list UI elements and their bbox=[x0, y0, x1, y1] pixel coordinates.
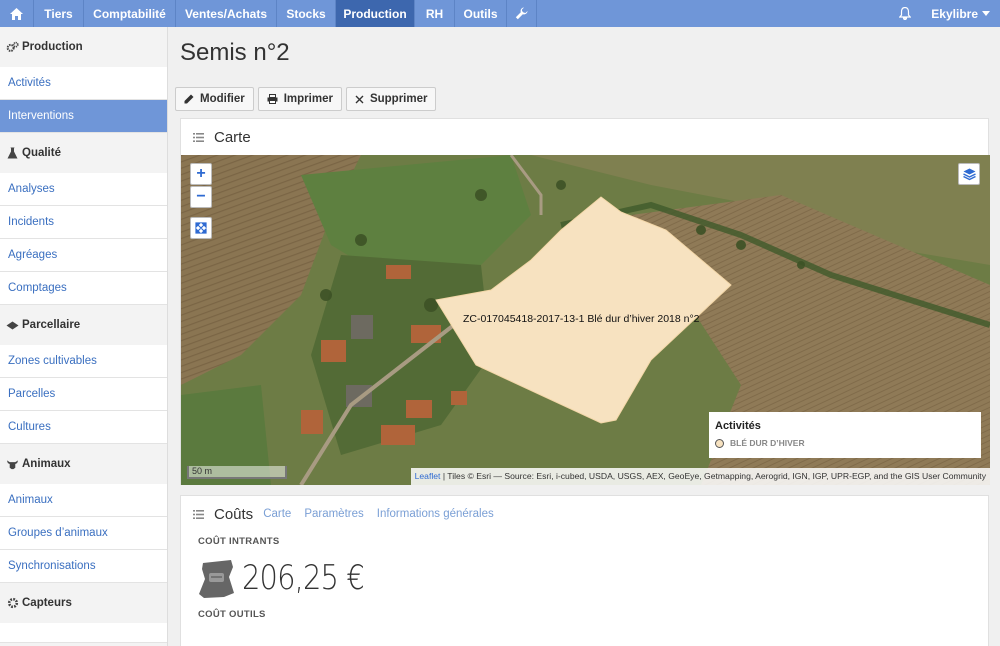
map-panel-title: Carte bbox=[214, 128, 251, 146]
sidebar-section-qualite: Qualité bbox=[0, 133, 167, 173]
map-view[interactable]: ZC-017045418-2017-13-1 Blé dur d’hiver 2… bbox=[181, 155, 990, 485]
zoom-in-button[interactable]: + bbox=[190, 163, 212, 185]
delete-button[interactable]: Supprimer bbox=[345, 87, 437, 111]
settings-button[interactable] bbox=[507, 0, 537, 27]
home-button[interactable] bbox=[0, 0, 34, 27]
edit-button-label: Modifier bbox=[200, 93, 245, 105]
map-attribution: Leaflet | Tiles © Esri — Source: Esri, i… bbox=[410, 468, 990, 485]
sidebar-item-synchronisations[interactable]: Synchronisations bbox=[0, 550, 167, 583]
tools-cost-label: COÛT OUTILS bbox=[198, 609, 266, 620]
inputs-cost-value: 206,25 € bbox=[242, 558, 365, 598]
nav-outils[interactable]: Outils bbox=[455, 0, 507, 27]
nav-production[interactable]: Production bbox=[336, 0, 415, 27]
map-panel: Carte ZC-017045418-2017-13-1 Blé dur d’h… bbox=[180, 118, 990, 485]
nav-comptabilite[interactable]: Comptabilité bbox=[84, 0, 176, 27]
sidebar-section-title: Animaux bbox=[22, 458, 71, 470]
sidebar-section-capteurs: Capteurs bbox=[0, 583, 167, 623]
sidebar: Production Activités Interventions Quali… bbox=[0, 27, 168, 646]
sidebar-item-groupes-animaux[interactable]: Groupes d’animaux bbox=[0, 517, 167, 550]
map-icon bbox=[6, 319, 19, 332]
sidebar-item-zones-cultivables[interactable]: Zones cultivables bbox=[0, 345, 167, 378]
tab-informations-generales[interactable]: Informations générales bbox=[377, 508, 494, 520]
flask-icon bbox=[6, 147, 19, 160]
map-panel-header: Carte bbox=[181, 119, 988, 155]
sidebar-item-comptages[interactable]: Comptages bbox=[0, 272, 167, 305]
delete-button-label: Supprimer bbox=[369, 93, 428, 105]
sidebar-item-parcelles[interactable]: Parcelles bbox=[0, 378, 167, 411]
close-icon bbox=[355, 95, 364, 103]
nav-rh[interactable]: RH bbox=[415, 0, 455, 27]
costs-body: COÛT INTRANTS 206,25 € COÛT OUTILS bbox=[181, 536, 988, 620]
sidebar-item-animaux[interactable]: Animaux bbox=[0, 484, 167, 517]
edit-button[interactable]: Modifier bbox=[175, 87, 254, 111]
map-legend: Activités BLÉ DUR D’HIVER bbox=[709, 412, 981, 458]
sidebar-section-title: Qualité bbox=[22, 147, 61, 159]
notifications-button[interactable] bbox=[887, 0, 923, 27]
page-title: Semis n°2 bbox=[180, 39, 290, 66]
costs-panel-title: Coûts bbox=[214, 505, 254, 523]
sidebar-item-activites[interactable]: Activités bbox=[0, 67, 167, 100]
sack-icon bbox=[199, 560, 234, 598]
inputs-cost-row: 206,25 € bbox=[198, 557, 971, 599]
home-icon bbox=[10, 7, 23, 20]
gears-icon bbox=[6, 41, 19, 54]
sidebar-section-animaux: Animaux bbox=[0, 444, 167, 484]
sidebar-section-title: Production bbox=[22, 41, 83, 53]
inputs-cost-label: COÛT INTRANTS bbox=[198, 536, 280, 547]
zoom-out-button[interactable]: − bbox=[190, 186, 212, 208]
cow-icon bbox=[6, 458, 19, 471]
user-name: Ekylibre bbox=[931, 6, 978, 21]
wrench-icon bbox=[515, 7, 528, 20]
nav-stocks[interactable]: Stocks bbox=[277, 0, 336, 27]
expand-icon bbox=[195, 222, 207, 234]
user-menu[interactable]: Ekylibre bbox=[923, 0, 1000, 27]
attribution-text: | Tiles © Esri — Source: Esri, i-cubed, … bbox=[440, 471, 986, 481]
legend-item: BLÉ DUR D’HIVER bbox=[715, 438, 975, 448]
sidebar-item-agreages[interactable]: Agréages bbox=[0, 239, 167, 272]
costs-panel-header: Coûts Carte Paramètres Informations géné… bbox=[181, 496, 988, 532]
print-button-label: Imprimer bbox=[283, 93, 333, 105]
list-icon bbox=[193, 509, 204, 519]
layers-button[interactable] bbox=[958, 163, 980, 185]
sidebar-item-cultures[interactable]: Cultures bbox=[0, 411, 167, 444]
costs-panel: Coûts Carte Paramètres Informations géné… bbox=[180, 495, 989, 646]
chevron-down-icon bbox=[982, 11, 990, 16]
tab-carte[interactable]: Carte bbox=[263, 508, 291, 520]
sidebar-section-title: Parcellaire bbox=[22, 319, 81, 331]
sidebar-item-analyses[interactable]: Analyses bbox=[0, 173, 167, 206]
pencil-icon bbox=[184, 94, 194, 104]
sidebar-item-incidents[interactable]: Incidents bbox=[0, 206, 167, 239]
leaflet-link[interactable]: Leaflet bbox=[415, 471, 441, 481]
print-icon bbox=[267, 94, 278, 104]
bell-icon bbox=[899, 7, 912, 20]
tab-parametres[interactable]: Paramètres bbox=[304, 508, 363, 520]
legend-item-label: BLÉ DUR D’HIVER bbox=[730, 438, 805, 448]
sidebar-item-partial[interactable] bbox=[0, 623, 167, 643]
main-content: Semis n°2 Modifier Imprimer Supprimer Ca… bbox=[168, 27, 1000, 646]
print-button[interactable]: Imprimer bbox=[257, 87, 342, 111]
legend-swatch bbox=[715, 438, 724, 448]
list-icon bbox=[193, 132, 204, 142]
sidebar-section-title: Capteurs bbox=[22, 597, 72, 609]
sidebar-section-parcellaire: Parcellaire bbox=[0, 305, 167, 345]
nav-tiers[interactable]: Tiers bbox=[34, 0, 84, 27]
legend-title: Activités bbox=[715, 420, 761, 432]
map-scale: 50 m bbox=[187, 466, 287, 479]
top-navbar: Tiers Comptabilité Ventes/Achats Stocks … bbox=[0, 0, 1000, 27]
parcel-label: ZC-017045418-2017-13-1 Blé dur d’hiver 2… bbox=[463, 313, 700, 325]
nav-ventes-achats[interactable]: Ventes/Achats bbox=[176, 0, 277, 27]
fullscreen-button[interactable] bbox=[190, 217, 212, 239]
sidebar-item-interventions[interactable]: Interventions bbox=[0, 100, 167, 133]
gear-icon bbox=[6, 597, 19, 610]
action-toolbar: Modifier Imprimer Supprimer bbox=[175, 87, 437, 111]
sidebar-section-production: Production bbox=[0, 27, 167, 67]
layers-icon bbox=[962, 168, 976, 180]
▬▬▬▬▬▬
§ **Problem to solve**
Show each line of the records above that contains the string "Activités". Case counts.

§ **Task solution**
sidebar: Production Activités Interventions Quali… bbox=[0, 27, 168, 646]
map-legend: Activités BLÉ DUR D’HIVER bbox=[709, 412, 981, 458]
sidebar-item-activites[interactable]: Activités bbox=[0, 67, 167, 100]
legend-title: Activités bbox=[715, 420, 761, 432]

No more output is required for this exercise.